Transcribe all of the material exactly. Any picture in it should be left out.

◆ TASK MATERIAL:
◇ ◇ ◇ ◇ ◇ ◇ ◇
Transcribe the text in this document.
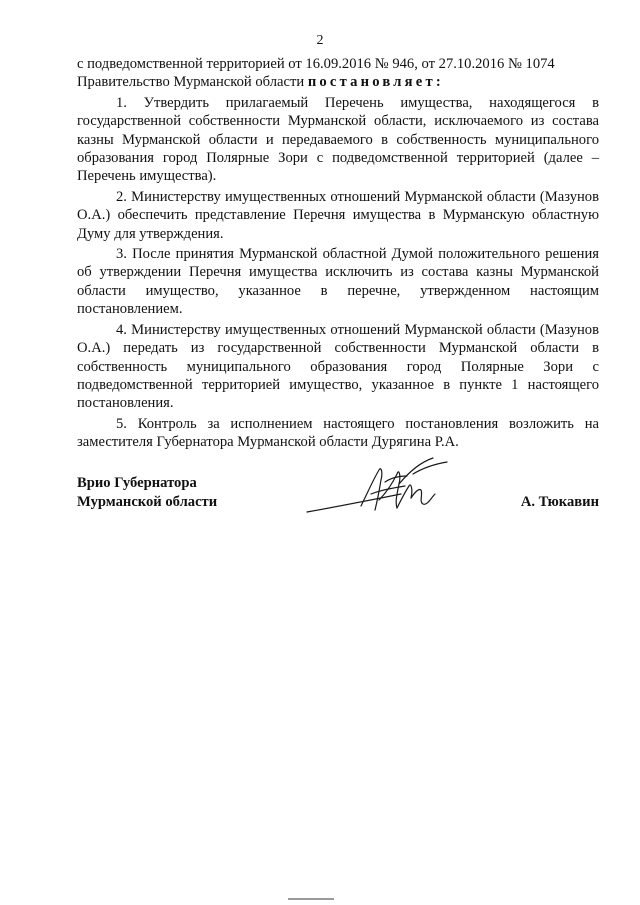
2

с подведомственной территорией от 16.09.2016 № 946, от 27.10.2016 № 1074
Правительство Мурманской области постановляет:

1. Утвердить прилагаемый Перечень имущества, находящегося в государственной собственности Мурманской области, исключаемого из состава казны Мурманской области и передаваемого в собственность муниципального образования город Полярные Зори с подведомственной территорией (далее – Перечень имущества).

2. Министерству имущественных отношений Мурманской области (Мазунов О.А.) обеспечить представление Перечня имущества в Мурманскую областную Думу для утверждения.

3. После принятия Мурманской областной Думой положительного решения об утверждении Перечня имущества исключить из состава казны Мурманской области имущество, указанное в перечне, утвержденном настоящим постановлением.

4. Министерству имущественных отношений Мурманской области (Мазунов О.А.) передать из государственной собственности Мурманской области в собственность муниципального образования город Полярные Зори с подведомственной территорией имущество, указанное в пункте 1 настоящего постановления.

5. Контроль за исполнением настоящего постановления возложить на заместителя Губернатора Мурманской области Дурягина Р.А.

Врио Губернатора
Мурманской области	А. Тюкавин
◇ ◇ ◇ ◇ ◇ ◇ ◇
◆ EXERCISE OUTPUT:
Transcribe the text in this document.
2

с подведомственной территорией от 16.09.2016 № 946, от 27.10.2016 № 1074
Правительство Мурманской области постановляет:

1. Утвердить прилагаемый Перечень имущества, находящегося в государственной собственности Мурманской области, исключаемого из состава казны Мурманской области и передаваемого в собственность муниципального образования город Полярные Зори с подведомственной территорией (далее – Перечень имущества).

2. Министерству имущественных отношений Мурманской области (Мазунов О.А.) обеспечить представление Перечня имущества в Мурманскую областную Думу для утверждения.

3. После принятия Мурманской областной Думой положительного решения об утверждении Перечня имущества исключить из состава казны Мурманской области имущество, указанное в перечне, утвержденном настоящим постановлением.

4. Министерству имущественных отношений Мурманской области (Мазунов О.А.) передать из государственной собственности Мурманской области в собственность муниципального образования город Полярные Зори с подведомственной территорией имущество, указанное в пункте 1 настоящего постановления.

5. Контроль за исполнением настоящего постановления возложить на заместителя Губернатора Мурманской области Дурягина Р.А.

Врио Губернатора
Мурманской области	А. Тюкавин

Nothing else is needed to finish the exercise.